DIRECTIONS FOR THIS TASK:
Return every line of the listing exactly as written.
......
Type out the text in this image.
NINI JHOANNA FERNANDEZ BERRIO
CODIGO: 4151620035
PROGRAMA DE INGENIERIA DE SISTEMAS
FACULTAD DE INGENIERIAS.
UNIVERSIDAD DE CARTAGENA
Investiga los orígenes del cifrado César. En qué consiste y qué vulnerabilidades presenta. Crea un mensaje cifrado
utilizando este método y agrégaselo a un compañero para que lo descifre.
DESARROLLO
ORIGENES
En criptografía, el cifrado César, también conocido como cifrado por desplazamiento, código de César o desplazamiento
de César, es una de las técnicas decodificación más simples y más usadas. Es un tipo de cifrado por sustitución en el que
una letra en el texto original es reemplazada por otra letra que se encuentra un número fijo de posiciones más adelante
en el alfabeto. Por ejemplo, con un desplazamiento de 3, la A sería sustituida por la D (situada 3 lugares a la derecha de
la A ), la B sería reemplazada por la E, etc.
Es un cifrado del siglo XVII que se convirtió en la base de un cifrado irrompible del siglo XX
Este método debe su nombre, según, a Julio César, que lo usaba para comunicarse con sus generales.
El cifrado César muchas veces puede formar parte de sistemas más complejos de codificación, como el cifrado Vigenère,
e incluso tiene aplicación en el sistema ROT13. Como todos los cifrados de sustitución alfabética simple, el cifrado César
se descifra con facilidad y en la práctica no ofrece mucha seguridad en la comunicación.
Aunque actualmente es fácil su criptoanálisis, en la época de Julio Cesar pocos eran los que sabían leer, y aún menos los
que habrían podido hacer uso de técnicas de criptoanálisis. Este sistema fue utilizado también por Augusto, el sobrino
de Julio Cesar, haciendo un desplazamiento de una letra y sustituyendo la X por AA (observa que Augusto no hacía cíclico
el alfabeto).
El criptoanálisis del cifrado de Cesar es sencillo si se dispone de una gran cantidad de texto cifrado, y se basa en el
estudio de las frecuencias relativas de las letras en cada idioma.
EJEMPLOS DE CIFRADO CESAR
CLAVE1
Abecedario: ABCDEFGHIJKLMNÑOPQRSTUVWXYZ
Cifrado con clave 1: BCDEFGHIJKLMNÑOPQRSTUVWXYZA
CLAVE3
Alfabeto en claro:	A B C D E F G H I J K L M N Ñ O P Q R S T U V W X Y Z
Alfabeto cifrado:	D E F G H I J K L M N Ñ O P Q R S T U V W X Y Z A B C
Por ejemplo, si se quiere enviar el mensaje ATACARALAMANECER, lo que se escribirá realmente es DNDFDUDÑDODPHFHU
......
SOLUTION:
Type out the text in this image.
NINI JHOANNA FERNANDEZ BERRIO
CODIGO: 4151620035
PROGRAMA DE INGENIERIA DE SISTEMAS
FACULTAD DE INGENIERIAS.
UNIVERSIDAD DE CARTAGENA
Investiga los orígenes del cifrado César. En qué consiste y qué vulnerabilidades presenta. Crea un mensaje cifrado
utilizando este método y agrégaselo a un compañero para que lo descifre.
DESARROLLO
ORIGENES
En criptografía, el cifrado César, también conocido como cifrado por desplazamiento, código de César o desplazamiento
de César, es una de las técnicas decodificación más simples y más usadas. Es un tipo de cifrado por sustitución en el que
una letra en el texto original es reemplazada por otra letra que se encuentra un número fijo de posiciones más adelante
en el alfabeto. Por ejemplo, con un desplazamiento de 3, la A sería sustituida por la D (situada 3 lugares a la derecha de
la A ), la B sería reemplazada por la E, etc.
Es un cifrado del siglo XVII que se convirtió en la base de un cifrado irrompible del siglo XX
Este método debe su nombre, según, a Julio César, que lo usaba para comunicarse con sus generales.
El cifrado César muchas veces puede formar parte de sistemas más complejos de codificación, como el cifrado Vigenère,
e incluso tiene aplicación en el sistema ROT13. Como todos los cifrados de sustitución alfabética simple, el cifrado César
se descifra con facilidad y en la práctica no ofrece mucha seguridad en la comunicación.
Aunque actualmente es fácil su criptoanálisis, en la época de Julio Cesar pocos eran los que sabían leer, y aún menos los
que habrían podido hacer uso de técnicas de criptoanálisis. Este sistema fue utilizado también por Augusto, el sobrino
de Julio Cesar, haciendo un desplazamiento de una letra y sustituyendo la X por AA (observa que Augusto no hacía cíclico
el alfabeto).
El criptoanálisis del cifrado de Cesar es sencillo si se dispone de una gran cantidad de texto cifrado, y se basa en el
estudio de las frecuencias relativas de las letras en cada idioma.
EJEMPLOS DE CIFRADO CESAR
CLAVE1
Abecedario: ABCDEFGHIJKLMNÑOPQRSTUVWXYZ
Cifrado con clave 1: BCDEFGHIJKLMNÑOPQRSTUVWXYZA
CLAVE3
Alfabeto en claro:	A B C D E F G H I J K L M N Ñ O P Q R S T U V W X Y Z
Alfabeto cifrado:	D E F G H I J K L M N Ñ O P Q R S T U V W X Y Z A B C
Por ejemplo, si se quiere enviar el mensaje ATACARALAMANECER, lo que se escribirá realmente es DNDFDUDÑDODPHFHU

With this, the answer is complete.